● **Given problem**
Every line from the one containing "Read all visible content and emit it as JSON." through the end of the listing below goes in the output, exactly and without pictures.

● **Data lines**
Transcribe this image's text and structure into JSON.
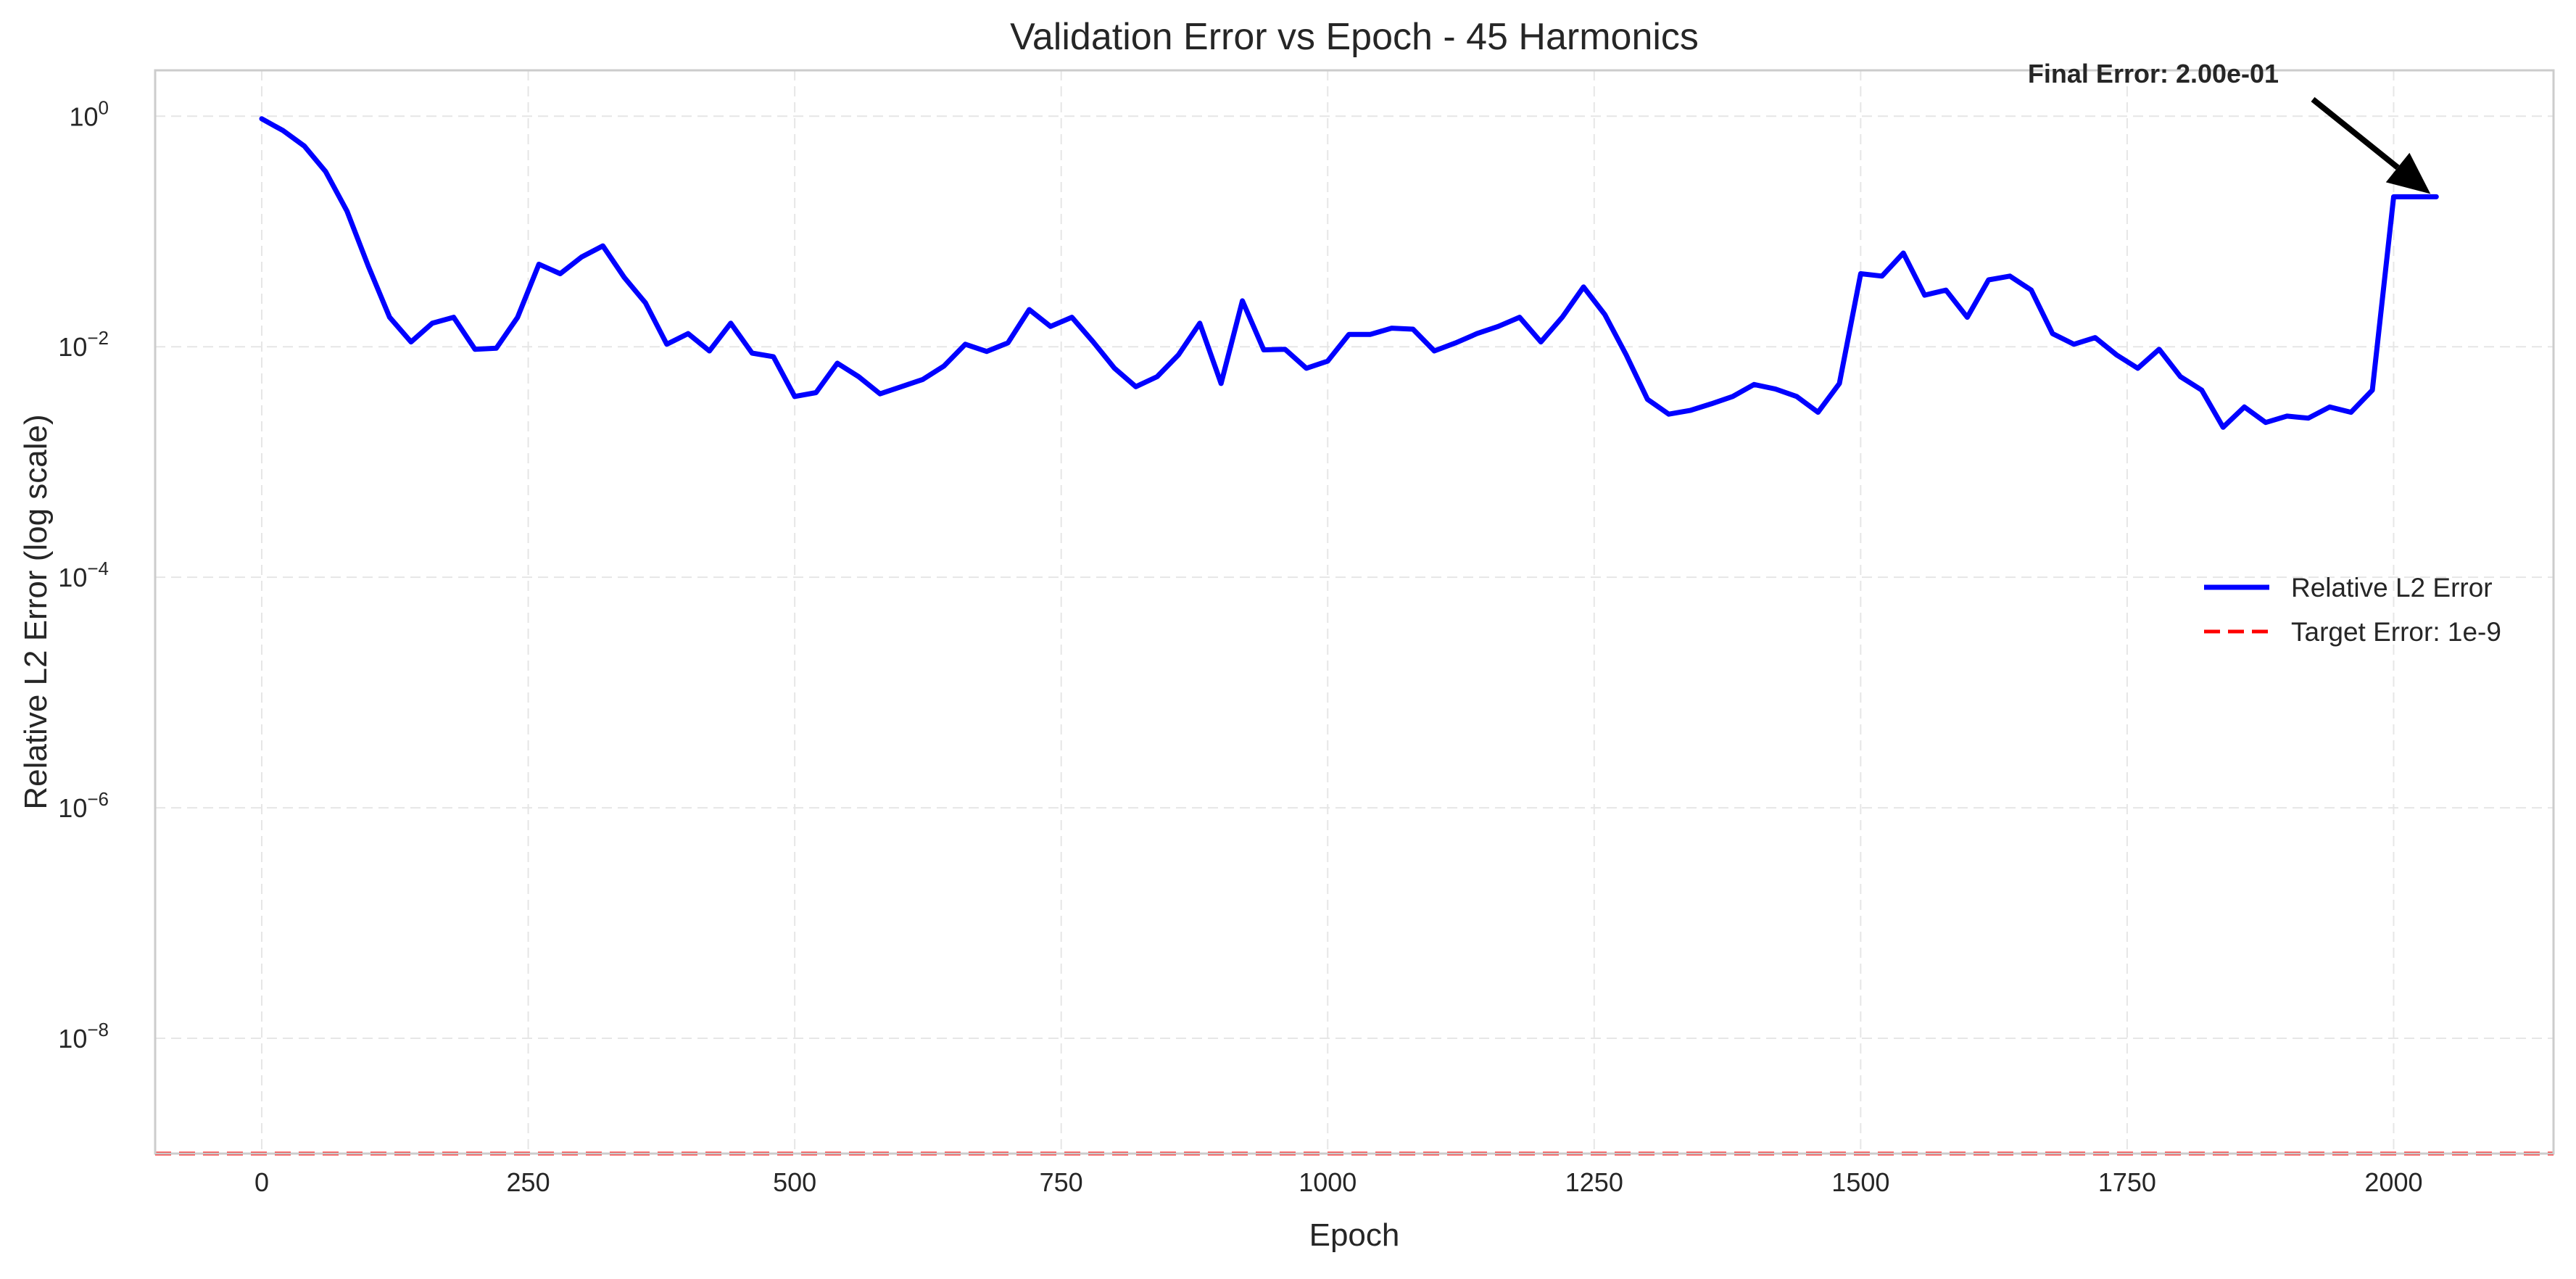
{
  "chart_data": {
    "type": "line",
    "title": "Validation Error vs Epoch - 45 Harmonics",
    "xlabel": "Epoch",
    "ylabel": "Relative L2 Error (log scale)",
    "xlim": [
      -100,
      2150
    ],
    "ylim": [
      1e-09,
      2.5
    ],
    "yscale": "log",
    "grid": true,
    "x_ticks": [
      0,
      250,
      500,
      750,
      1000,
      1250,
      1500,
      1750,
      2000
    ],
    "y_ticks": [
      {
        "value": 1e-08,
        "base": "10",
        "exp": "−8"
      },
      {
        "value": 1e-06,
        "base": "10",
        "exp": "−6"
      },
      {
        "value": 0.0001,
        "base": "10",
        "exp": "−4"
      },
      {
        "value": 0.01,
        "base": "10",
        "exp": "−2"
      },
      {
        "value": 1,
        "base": "10",
        "exp": "0"
      }
    ],
    "legend_position": "center-right",
    "colors": {
      "series": "#0000ff",
      "target": "#ff0000",
      "grid": "#e6e6e6",
      "frame": "#cccccc",
      "annotation": "#000000"
    },
    "series": [
      {
        "name": "Relative L2 Error",
        "style": "solid",
        "x": [
          0,
          20,
          40,
          60,
          80,
          100,
          120,
          140,
          160,
          180,
          200,
          220,
          240,
          260,
          280,
          300,
          320,
          340,
          360,
          380,
          400,
          420,
          440,
          460,
          480,
          500,
          520,
          540,
          560,
          580,
          600,
          620,
          640,
          660,
          680,
          700,
          720,
          740,
          760,
          780,
          800,
          820,
          840,
          860,
          880,
          900,
          920,
          940,
          960,
          980,
          1000,
          1020,
          1040,
          1060,
          1080,
          1100,
          1120,
          1140,
          1160,
          1180,
          1200,
          1220,
          1240,
          1260,
          1280,
          1300,
          1320,
          1340,
          1360,
          1380,
          1400,
          1420,
          1440,
          1460,
          1480,
          1500,
          1520,
          1540,
          1560,
          1580,
          1600,
          1620,
          1640,
          1660,
          1680,
          1700,
          1720,
          1740,
          1760,
          1780,
          1800,
          1820,
          1840,
          1860,
          1880,
          1900,
          1920,
          1940,
          1960,
          1980,
          2000,
          2020,
          2040
        ],
        "y": [
          0.95,
          0.75,
          0.55,
          0.33,
          0.15,
          0.05,
          0.018,
          0.011,
          0.016,
          0.018,
          0.0095,
          0.0097,
          0.018,
          0.052,
          0.043,
          0.06,
          0.075,
          0.04,
          0.024,
          0.0105,
          0.013,
          0.0092,
          0.016,
          0.0088,
          0.0082,
          0.0037,
          0.004,
          0.0072,
          0.0055,
          0.0039,
          0.0045,
          0.0052,
          0.0068,
          0.0105,
          0.0091,
          0.0108,
          0.021,
          0.015,
          0.018,
          0.011,
          0.0065,
          0.0045,
          0.0055,
          0.0085,
          0.016,
          0.0048,
          0.025,
          0.0094,
          0.0095,
          0.0065,
          0.0075,
          0.0128,
          0.0128,
          0.0145,
          0.0142,
          0.0092,
          0.0108,
          0.013,
          0.015,
          0.018,
          0.011,
          0.018,
          0.033,
          0.019,
          0.0085,
          0.0035,
          0.0026,
          0.0028,
          0.0032,
          0.0037,
          0.0047,
          0.0043,
          0.0037,
          0.0027,
          0.0048,
          0.043,
          0.041,
          0.065,
          0.028,
          0.031,
          0.018,
          0.038,
          0.041,
          0.031,
          0.013,
          0.0105,
          0.012,
          0.0085,
          0.0065,
          0.0095,
          0.0055,
          0.0042,
          0.002,
          0.003,
          0.0022,
          0.0025,
          0.0024,
          0.003,
          0.0027,
          0.0042,
          0.2,
          0.2,
          0.2
        ]
      },
      {
        "name": "Target Error: 1e-9",
        "style": "dashed",
        "y_constant": 1e-09
      }
    ],
    "annotation": {
      "text": "Final Error: 2.00e-01",
      "point": {
        "x": 2040,
        "y": 0.2
      }
    }
  }
}
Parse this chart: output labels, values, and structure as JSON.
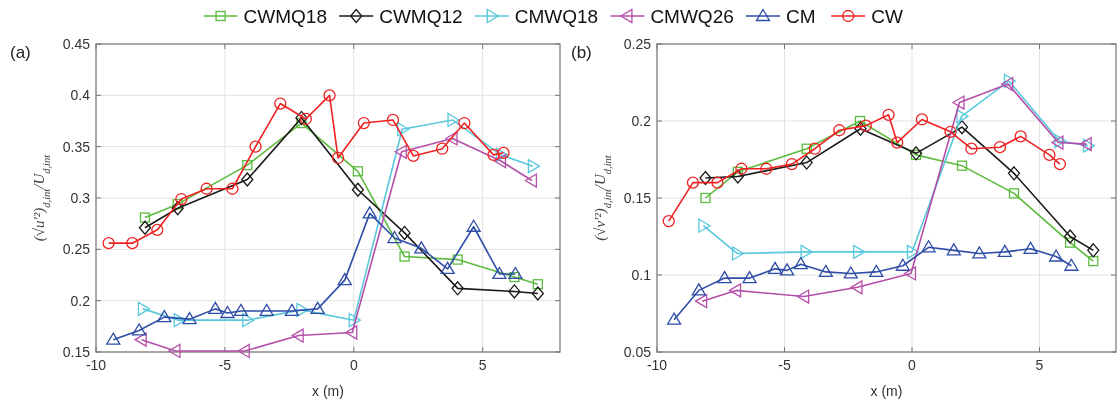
{
  "chart_data": [
    {
      "type": "line",
      "title": "(a)",
      "xlabel": "x (m)",
      "ylabel": "(√u′²)$_{d,int}$/U$_{d,int}$",
      "xlim": [
        -10,
        8
      ],
      "xticks": [
        -10,
        -5,
        0,
        5
      ],
      "ylim": [
        0.15,
        0.45
      ],
      "yticks": [
        0.15,
        0.2,
        0.25,
        0.3,
        0.35,
        0.4,
        0.45
      ],
      "grid": true,
      "legend": "top",
      "series": [
        {
          "name": "CWMQ18",
          "color": "#5dbb3f",
          "marker": "square",
          "x": [
            -8.1,
            -6.83,
            -4.13,
            -2.03,
            0.16,
            1.97,
            4.03,
            6.23,
            7.14
          ],
          "values": [
            0.281,
            0.294,
            0.332,
            0.373,
            0.326,
            0.243,
            0.24,
            0.223,
            0.216
          ]
        },
        {
          "name": "CWMQ12",
          "color": "#1a1a1a",
          "marker": "diamond",
          "x": [
            -8.1,
            -6.83,
            -4.13,
            -2.03,
            0.16,
            1.97,
            4.03,
            6.23,
            7.14
          ],
          "values": [
            0.271,
            0.29,
            0.318,
            0.378,
            0.308,
            0.266,
            0.212,
            0.209,
            0.207
          ]
        },
        {
          "name": "CMWQ18",
          "color": "#5ac8dc",
          "marker": "triangle-right",
          "x": [
            -8.18,
            -6.79,
            -4.13,
            -2.03,
            0,
            1.88,
            3.83,
            5.71,
            6.95
          ],
          "values": [
            0.192,
            0.181,
            0.181,
            0.191,
            0.181,
            0.367,
            0.376,
            0.342,
            0.331
          ]
        },
        {
          "name": "CMWQ26",
          "color": "#b44ea8",
          "marker": "triangle-left",
          "x": [
            -8.23,
            -6.92,
            -4.23,
            -2.14,
            -0.06,
            1.86,
            3.83,
            5.71,
            6.91
          ],
          "values": [
            0.162,
            0.151,
            0.151,
            0.166,
            0.169,
            0.345,
            0.358,
            0.336,
            0.317
          ]
        },
        {
          "name": "CM",
          "color": "#2e4da6",
          "marker": "triangle",
          "x": [
            -9.33,
            -8.33,
            -7.35,
            -6.37,
            -5.37,
            -4.9,
            -4.38,
            -3.38,
            -2.4,
            -1.4,
            -0.35,
            0.62,
            1.58,
            2.62,
            3.64,
            4.65,
            5.65,
            6.27
          ],
          "values": [
            0.162,
            0.171,
            0.184,
            0.182,
            0.192,
            0.188,
            0.19,
            0.19,
            0.19,
            0.192,
            0.22,
            0.285,
            0.261,
            0.251,
            0.231,
            0.272,
            0.226,
            0.226
          ]
        },
        {
          "name": "CW",
          "color": "#ee2222",
          "marker": "circle",
          "x": [
            -9.51,
            -8.59,
            -7.62,
            -6.69,
            -5.71,
            -4.71,
            -3.81,
            -2.85,
            -1.86,
            -0.94,
            -0.61,
            0.39,
            1.52,
            2.31,
            3.43,
            4.29,
            5.42,
            5.81
          ],
          "values": [
            0.256,
            0.256,
            0.269,
            0.299,
            0.309,
            0.309,
            0.35,
            0.392,
            0.377,
            0.4,
            0.339,
            0.373,
            0.376,
            0.341,
            0.348,
            0.373,
            0.342,
            0.344
          ]
        }
      ]
    },
    {
      "type": "line",
      "title": "(b)",
      "xlabel": "x (m)",
      "ylabel": "(√v′²)$_{d,int}$/U$_{d,int}$",
      "xlim": [
        -10,
        8
      ],
      "xticks": [
        -10,
        -5,
        0,
        5
      ],
      "ylim": [
        0.05,
        0.25
      ],
      "yticks": [
        0.05,
        0.1,
        0.15,
        0.2,
        0.25
      ],
      "grid": true,
      "series": [
        {
          "color": "#5dbb3f",
          "marker": "square",
          "x": [
            -8.1,
            -6.83,
            -4.13,
            -2.04,
            0.16,
            1.96,
            4.0,
            6.2,
            7.11
          ],
          "values": [
            0.15,
            0.167,
            0.182,
            0.2,
            0.178,
            0.171,
            0.153,
            0.121,
            0.109
          ]
        },
        {
          "color": "#1a1a1a",
          "marker": "diamond",
          "x": [
            -8.1,
            -6.83,
            -4.13,
            -2.02,
            0.16,
            1.96,
            4.0,
            6.2,
            7.11
          ],
          "values": [
            0.163,
            0.164,
            0.173,
            0.195,
            0.179,
            0.196,
            0.166,
            0.125,
            0.116
          ]
        },
        {
          "color": "#5ac8dc",
          "marker": "triangle-right",
          "x": [
            -8.18,
            -6.86,
            -4.17,
            -2.11,
            0,
            1.94,
            3.8,
            5.78,
            6.9
          ],
          "values": [
            0.132,
            0.114,
            0.115,
            0.115,
            0.115,
            0.203,
            0.226,
            0.187,
            0.184
          ]
        },
        {
          "color": "#b44ea8",
          "marker": "triangle-left",
          "x": [
            -8.23,
            -6.9,
            -4.23,
            -2.14,
            -0.04,
            1.86,
            3.77,
            5.74,
            6.85
          ],
          "values": [
            0.083,
            0.09,
            0.086,
            0.092,
            0.101,
            0.212,
            0.224,
            0.186,
            0.185
          ]
        },
        {
          "color": "#2e4da6",
          "marker": "triangle",
          "x": [
            -9.33,
            -8.36,
            -7.35,
            -6.37,
            -5.37,
            -4.9,
            -4.36,
            -3.38,
            -2.4,
            -1.4,
            -0.36,
            0.65,
            1.64,
            2.64,
            3.64,
            4.65,
            5.65,
            6.25
          ],
          "values": [
            0.071,
            0.09,
            0.098,
            0.098,
            0.104,
            0.103,
            0.107,
            0.102,
            0.101,
            0.102,
            0.106,
            0.118,
            0.116,
            0.114,
            0.115,
            0.117,
            0.112,
            0.106
          ]
        },
        {
          "color": "#ee2222",
          "marker": "circle",
          "x": [
            -9.54,
            -8.59,
            -7.63,
            -6.69,
            -5.71,
            -4.71,
            -3.81,
            -2.85,
            -1.81,
            -0.92,
            -0.58,
            0.39,
            1.51,
            2.33,
            3.45,
            4.26,
            5.39,
            5.8
          ],
          "values": [
            0.135,
            0.16,
            0.16,
            0.169,
            0.169,
            0.172,
            0.182,
            0.194,
            0.197,
            0.204,
            0.186,
            0.201,
            0.193,
            0.182,
            0.183,
            0.19,
            0.178,
            0.172
          ]
        }
      ]
    }
  ]
}
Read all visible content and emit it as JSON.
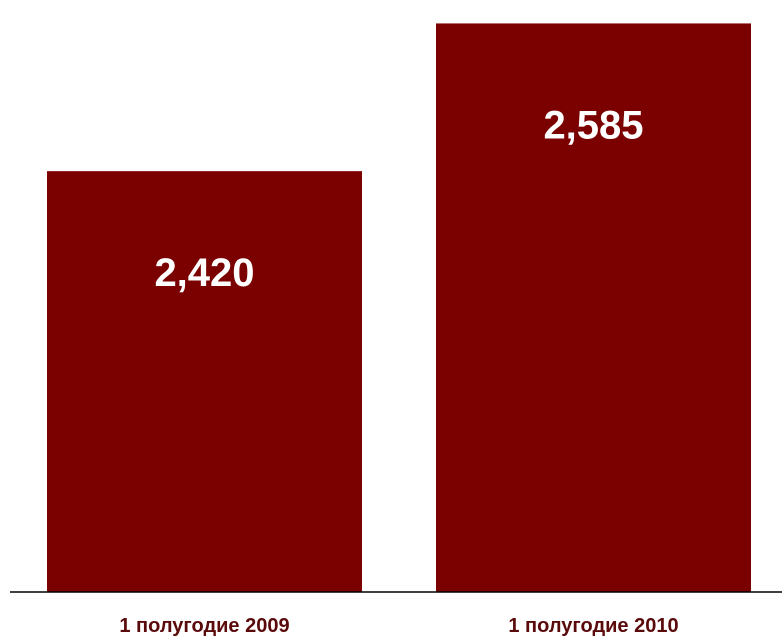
{
  "chart_data": {
    "type": "bar",
    "categories": [
      "1 полугодие 2009",
      "1 полугодие 2010"
    ],
    "values": [
      2420,
      2585
    ],
    "data_labels": [
      "2,420",
      "2,585"
    ],
    "ylim": [
      1950,
      2600
    ],
    "grid": false,
    "legend": "none",
    "colors": {
      "bar": "#7b0000",
      "data_label": "#ffffff",
      "tick_label": "#5a0a0a",
      "axis": "#000000"
    }
  }
}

● **Expected output**
Read all visible content and emit it as JSON.
{
  "chart_data": {
    "type": "bar",
    "categories": [
      "1 полугодие 2009",
      "1 полугодие 2010"
    ],
    "values": [
      2420,
      2585
    ],
    "data_labels": [
      "2,420",
      "2,585"
    ],
    "ylim": [
      1950,
      2600
    ],
    "grid": false,
    "legend": "none",
    "colors": {
      "bar": "#7b0000",
      "data_label": "#ffffff",
      "tick_label": "#5a0a0a",
      "axis": "#000000"
    }
  }
}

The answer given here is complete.